**DIRECTIVE:**
Take the entries below and print all of them exactly, please.

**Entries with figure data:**
++++++++++++++++++++

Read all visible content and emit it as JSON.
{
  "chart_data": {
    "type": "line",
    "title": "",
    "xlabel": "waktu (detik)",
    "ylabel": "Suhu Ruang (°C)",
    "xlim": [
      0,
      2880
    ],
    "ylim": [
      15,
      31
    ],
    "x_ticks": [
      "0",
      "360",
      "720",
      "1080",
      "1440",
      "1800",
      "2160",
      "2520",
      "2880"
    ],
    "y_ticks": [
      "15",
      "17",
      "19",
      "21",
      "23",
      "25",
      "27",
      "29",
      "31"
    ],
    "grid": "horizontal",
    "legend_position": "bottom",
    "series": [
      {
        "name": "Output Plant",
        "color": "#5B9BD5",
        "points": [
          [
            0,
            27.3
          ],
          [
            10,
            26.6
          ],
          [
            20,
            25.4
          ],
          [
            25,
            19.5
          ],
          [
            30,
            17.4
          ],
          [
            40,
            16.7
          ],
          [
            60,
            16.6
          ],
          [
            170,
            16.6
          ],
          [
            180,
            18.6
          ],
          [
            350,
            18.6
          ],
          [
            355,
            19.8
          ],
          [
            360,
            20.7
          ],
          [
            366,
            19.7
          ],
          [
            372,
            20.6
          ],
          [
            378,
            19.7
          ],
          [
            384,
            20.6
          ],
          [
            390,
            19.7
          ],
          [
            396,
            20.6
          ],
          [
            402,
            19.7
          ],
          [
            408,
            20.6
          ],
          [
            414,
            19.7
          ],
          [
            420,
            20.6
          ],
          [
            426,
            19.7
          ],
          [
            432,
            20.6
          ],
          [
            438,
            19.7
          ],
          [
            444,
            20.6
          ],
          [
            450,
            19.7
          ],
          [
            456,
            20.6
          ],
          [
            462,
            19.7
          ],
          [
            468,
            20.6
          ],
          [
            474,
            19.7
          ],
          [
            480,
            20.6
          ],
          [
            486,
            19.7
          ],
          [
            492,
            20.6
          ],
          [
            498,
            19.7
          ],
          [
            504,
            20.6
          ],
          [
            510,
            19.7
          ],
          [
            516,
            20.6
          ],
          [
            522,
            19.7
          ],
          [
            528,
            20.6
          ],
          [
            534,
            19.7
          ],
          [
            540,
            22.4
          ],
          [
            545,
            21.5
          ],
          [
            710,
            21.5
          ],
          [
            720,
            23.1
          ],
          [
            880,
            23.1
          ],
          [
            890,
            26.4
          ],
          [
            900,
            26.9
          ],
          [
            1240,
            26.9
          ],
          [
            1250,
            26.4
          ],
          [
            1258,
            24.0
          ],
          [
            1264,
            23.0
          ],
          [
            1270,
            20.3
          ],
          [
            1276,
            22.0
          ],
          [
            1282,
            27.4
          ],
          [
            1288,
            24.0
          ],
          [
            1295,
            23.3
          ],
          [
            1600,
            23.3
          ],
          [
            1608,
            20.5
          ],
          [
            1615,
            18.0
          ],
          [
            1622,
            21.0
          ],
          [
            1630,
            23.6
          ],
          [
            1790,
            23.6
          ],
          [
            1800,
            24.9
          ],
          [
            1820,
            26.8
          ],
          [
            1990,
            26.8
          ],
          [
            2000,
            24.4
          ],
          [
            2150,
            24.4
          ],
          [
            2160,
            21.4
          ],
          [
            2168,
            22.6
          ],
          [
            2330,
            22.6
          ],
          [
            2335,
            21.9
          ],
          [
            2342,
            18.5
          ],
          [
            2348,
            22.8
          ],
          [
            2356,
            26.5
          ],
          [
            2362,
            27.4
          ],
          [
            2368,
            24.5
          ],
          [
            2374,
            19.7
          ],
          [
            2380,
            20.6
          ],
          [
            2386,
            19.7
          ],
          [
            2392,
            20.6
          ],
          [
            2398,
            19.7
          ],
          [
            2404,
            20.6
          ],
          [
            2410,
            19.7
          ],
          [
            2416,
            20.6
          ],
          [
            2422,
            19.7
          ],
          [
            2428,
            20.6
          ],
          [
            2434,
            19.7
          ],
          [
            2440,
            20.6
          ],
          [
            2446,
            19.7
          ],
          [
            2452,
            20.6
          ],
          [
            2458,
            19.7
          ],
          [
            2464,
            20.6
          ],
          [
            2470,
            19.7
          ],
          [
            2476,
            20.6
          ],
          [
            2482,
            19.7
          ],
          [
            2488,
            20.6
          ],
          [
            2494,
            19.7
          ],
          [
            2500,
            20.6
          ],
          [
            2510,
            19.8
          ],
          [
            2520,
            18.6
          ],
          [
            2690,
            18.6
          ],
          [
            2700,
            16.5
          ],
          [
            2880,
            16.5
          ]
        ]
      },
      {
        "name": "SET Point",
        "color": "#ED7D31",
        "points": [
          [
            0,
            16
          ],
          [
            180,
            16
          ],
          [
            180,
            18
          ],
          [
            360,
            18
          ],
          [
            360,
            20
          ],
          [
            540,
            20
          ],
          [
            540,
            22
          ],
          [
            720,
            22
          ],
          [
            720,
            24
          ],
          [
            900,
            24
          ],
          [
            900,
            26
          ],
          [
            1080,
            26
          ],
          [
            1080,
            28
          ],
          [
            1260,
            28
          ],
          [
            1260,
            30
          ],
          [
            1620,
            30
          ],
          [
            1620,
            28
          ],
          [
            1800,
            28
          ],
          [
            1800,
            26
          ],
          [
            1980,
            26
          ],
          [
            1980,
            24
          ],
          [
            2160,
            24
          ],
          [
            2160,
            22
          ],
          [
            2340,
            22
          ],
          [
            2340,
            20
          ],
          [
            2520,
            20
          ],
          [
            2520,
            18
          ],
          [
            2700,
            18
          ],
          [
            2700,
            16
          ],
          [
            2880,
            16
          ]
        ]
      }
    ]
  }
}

++++++++++++++++++++

**TASK OUTPUT:**
Read all visible content and emit it as JSON.
{
  "chart_data": {
    "type": "line",
    "title": "",
    "xlabel": "waktu (detik)",
    "ylabel": "Suhu Ruang (°C)",
    "xlim": [
      0,
      2880
    ],
    "ylim": [
      15,
      31
    ],
    "x_ticks": [
      "0",
      "360",
      "720",
      "1080",
      "1440",
      "1800",
      "2160",
      "2520",
      "2880"
    ],
    "y_ticks": [
      "15",
      "17",
      "19",
      "21",
      "23",
      "25",
      "27",
      "29",
      "31"
    ],
    "grid": "horizontal",
    "legend_position": "bottom",
    "series": [
      {
        "name": "Output Plant",
        "color": "#5B9BD5",
        "points": [
          [
            0,
            27.3
          ],
          [
            10,
            26.6
          ],
          [
            20,
            25.4
          ],
          [
            25,
            19.5
          ],
          [
            30,
            17.4
          ],
          [
            40,
            16.7
          ],
          [
            60,
            16.6
          ],
          [
            170,
            16.6
          ],
          [
            180,
            18.6
          ],
          [
            350,
            18.6
          ],
          [
            355,
            19.8
          ],
          [
            360,
            20.7
          ],
          [
            366,
            19.7
          ],
          [
            372,
            20.6
          ],
          [
            378,
            19.7
          ],
          [
            384,
            20.6
          ],
          [
            390,
            19.7
          ],
          [
            396,
            20.6
          ],
          [
            402,
            19.7
          ],
          [
            408,
            20.6
          ],
          [
            414,
            19.7
          ],
          [
            420,
            20.6
          ],
          [
            426,
            19.7
          ],
          [
            432,
            20.6
          ],
          [
            438,
            19.7
          ],
          [
            444,
            20.6
          ],
          [
            450,
            19.7
          ],
          [
            456,
            20.6
          ],
          [
            462,
            19.7
          ],
          [
            468,
            20.6
          ],
          [
            474,
            19.7
          ],
          [
            480,
            20.6
          ],
          [
            486,
            19.7
          ],
          [
            492,
            20.6
          ],
          [
            498,
            19.7
          ],
          [
            504,
            20.6
          ],
          [
            510,
            19.7
          ],
          [
            516,
            20.6
          ],
          [
            522,
            19.7
          ],
          [
            528,
            20.6
          ],
          [
            534,
            19.7
          ],
          [
            540,
            22.4
          ],
          [
            545,
            21.5
          ],
          [
            710,
            21.5
          ],
          [
            720,
            23.1
          ],
          [
            880,
            23.1
          ],
          [
            890,
            26.4
          ],
          [
            900,
            26.9
          ],
          [
            1240,
            26.9
          ],
          [
            1250,
            26.4
          ],
          [
            1258,
            24.0
          ],
          [
            1264,
            23.0
          ],
          [
            1270,
            20.3
          ],
          [
            1276,
            22.0
          ],
          [
            1282,
            27.4
          ],
          [
            1288,
            24.0
          ],
          [
            1295,
            23.3
          ],
          [
            1600,
            23.3
          ],
          [
            1608,
            20.5
          ],
          [
            1615,
            18.0
          ],
          [
            1622,
            21.0
          ],
          [
            1630,
            23.6
          ],
          [
            1790,
            23.6
          ],
          [
            1800,
            24.9
          ],
          [
            1820,
            26.8
          ],
          [
            1990,
            26.8
          ],
          [
            2000,
            24.4
          ],
          [
            2150,
            24.4
          ],
          [
            2160,
            21.4
          ],
          [
            2168,
            22.6
          ],
          [
            2330,
            22.6
          ],
          [
            2335,
            21.9
          ],
          [
            2342,
            18.5
          ],
          [
            2348,
            22.8
          ],
          [
            2356,
            26.5
          ],
          [
            2362,
            27.4
          ],
          [
            2368,
            24.5
          ],
          [
            2374,
            19.7
          ],
          [
            2380,
            20.6
          ],
          [
            2386,
            19.7
          ],
          [
            2392,
            20.6
          ],
          [
            2398,
            19.7
          ],
          [
            2404,
            20.6
          ],
          [
            2410,
            19.7
          ],
          [
            2416,
            20.6
          ],
          [
            2422,
            19.7
          ],
          [
            2428,
            20.6
          ],
          [
            2434,
            19.7
          ],
          [
            2440,
            20.6
          ],
          [
            2446,
            19.7
          ],
          [
            2452,
            20.6
          ],
          [
            2458,
            19.7
          ],
          [
            2464,
            20.6
          ],
          [
            2470,
            19.7
          ],
          [
            2476,
            20.6
          ],
          [
            2482,
            19.7
          ],
          [
            2488,
            20.6
          ],
          [
            2494,
            19.7
          ],
          [
            2500,
            20.6
          ],
          [
            2510,
            19.8
          ],
          [
            2520,
            18.6
          ],
          [
            2690,
            18.6
          ],
          [
            2700,
            16.5
          ],
          [
            2880,
            16.5
          ]
        ]
      },
      {
        "name": "SET Point",
        "color": "#ED7D31",
        "points": [
          [
            0,
            16
          ],
          [
            180,
            16
          ],
          [
            180,
            18
          ],
          [
            360,
            18
          ],
          [
            360,
            20
          ],
          [
            540,
            20
          ],
          [
            540,
            22
          ],
          [
            720,
            22
          ],
          [
            720,
            24
          ],
          [
            900,
            24
          ],
          [
            900,
            26
          ],
          [
            1080,
            26
          ],
          [
            1080,
            28
          ],
          [
            1260,
            28
          ],
          [
            1260,
            30
          ],
          [
            1620,
            30
          ],
          [
            1620,
            28
          ],
          [
            1800,
            28
          ],
          [
            1800,
            26
          ],
          [
            1980,
            26
          ],
          [
            1980,
            24
          ],
          [
            2160,
            24
          ],
          [
            2160,
            22
          ],
          [
            2340,
            22
          ],
          [
            2340,
            20
          ],
          [
            2520,
            20
          ],
          [
            2520,
            18
          ],
          [
            2700,
            18
          ],
          [
            2700,
            16
          ],
          [
            2880,
            16
          ]
        ]
      }
    ]
  }
}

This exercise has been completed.